[YOUR TASK]:
From the listing below, select every line where the word "JSON" appears.

[Data entries]
● ● ● ●
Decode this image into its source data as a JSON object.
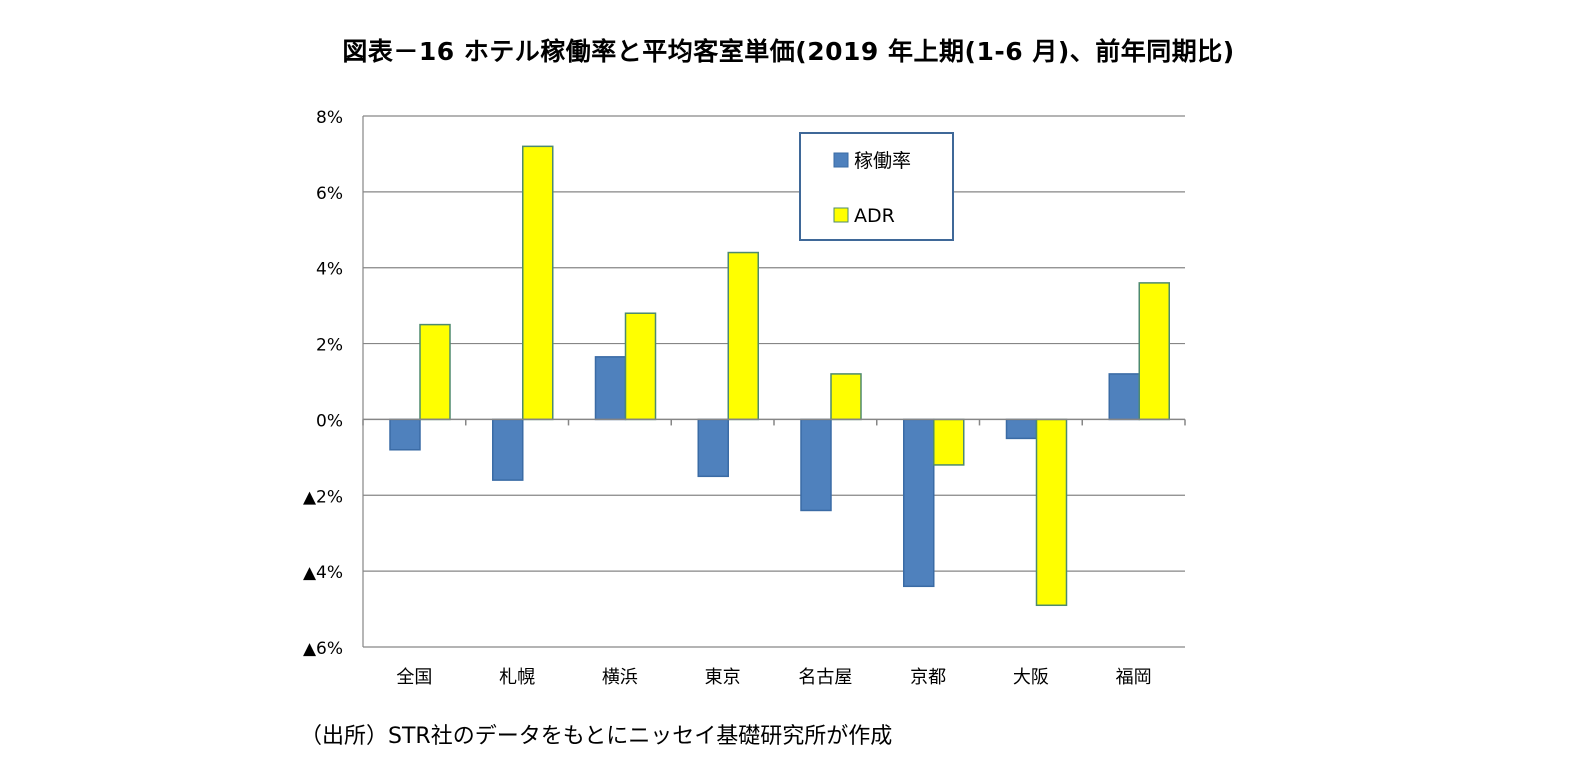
{
  "page": {
    "source_note": "（出所）STR社のデータをもとにニッセイ基礎研究所が作成"
  },
  "chart_data": {
    "type": "bar",
    "title": "図表－16  ホテル稼働率と平均客室単価(2019 年上期(1-6 月)、前年同期比)",
    "xlabel": "",
    "ylabel": "",
    "categories": [
      "全国",
      "札幌",
      "横浜",
      "東京",
      "名古屋",
      "京都",
      "大阪",
      "福岡"
    ],
    "series": [
      {
        "name": "稼働率",
        "color": "#4f81bd",
        "values": [
          -0.8,
          -1.6,
          1.65,
          -1.5,
          -2.4,
          -4.4,
          -0.5,
          1.2
        ]
      },
      {
        "name": "ADR",
        "color": "#ffff00",
        "values": [
          2.5,
          7.2,
          2.8,
          4.4,
          1.2,
          -1.2,
          -4.9,
          3.6
        ]
      }
    ],
    "ylim": [
      -6,
      8
    ],
    "yticks": [
      8,
      6,
      4,
      2,
      0,
      -2,
      -4,
      -6
    ],
    "ytick_labels": [
      "8%",
      "6%",
      "4%",
      "2%",
      "0%",
      "▲2%",
      "▲4%",
      "▲6%"
    ],
    "grid": true,
    "legend_position": "top-right"
  }
}
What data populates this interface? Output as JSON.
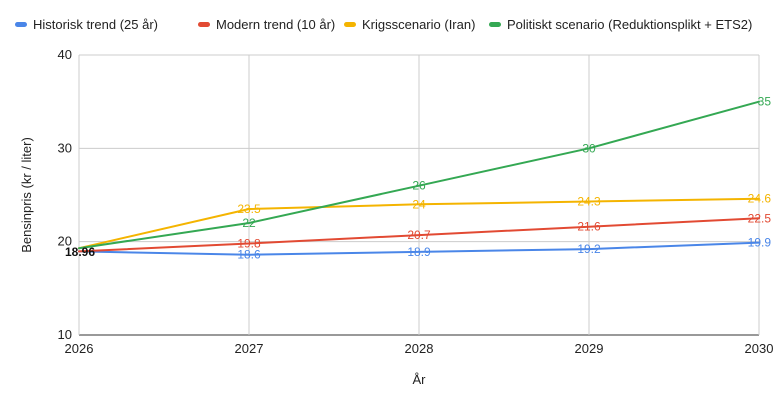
● ● ● ●
[TASK ANSWER]:
Decode this image into its source data as a JSON object.
What data populates this interface? Output as JSON.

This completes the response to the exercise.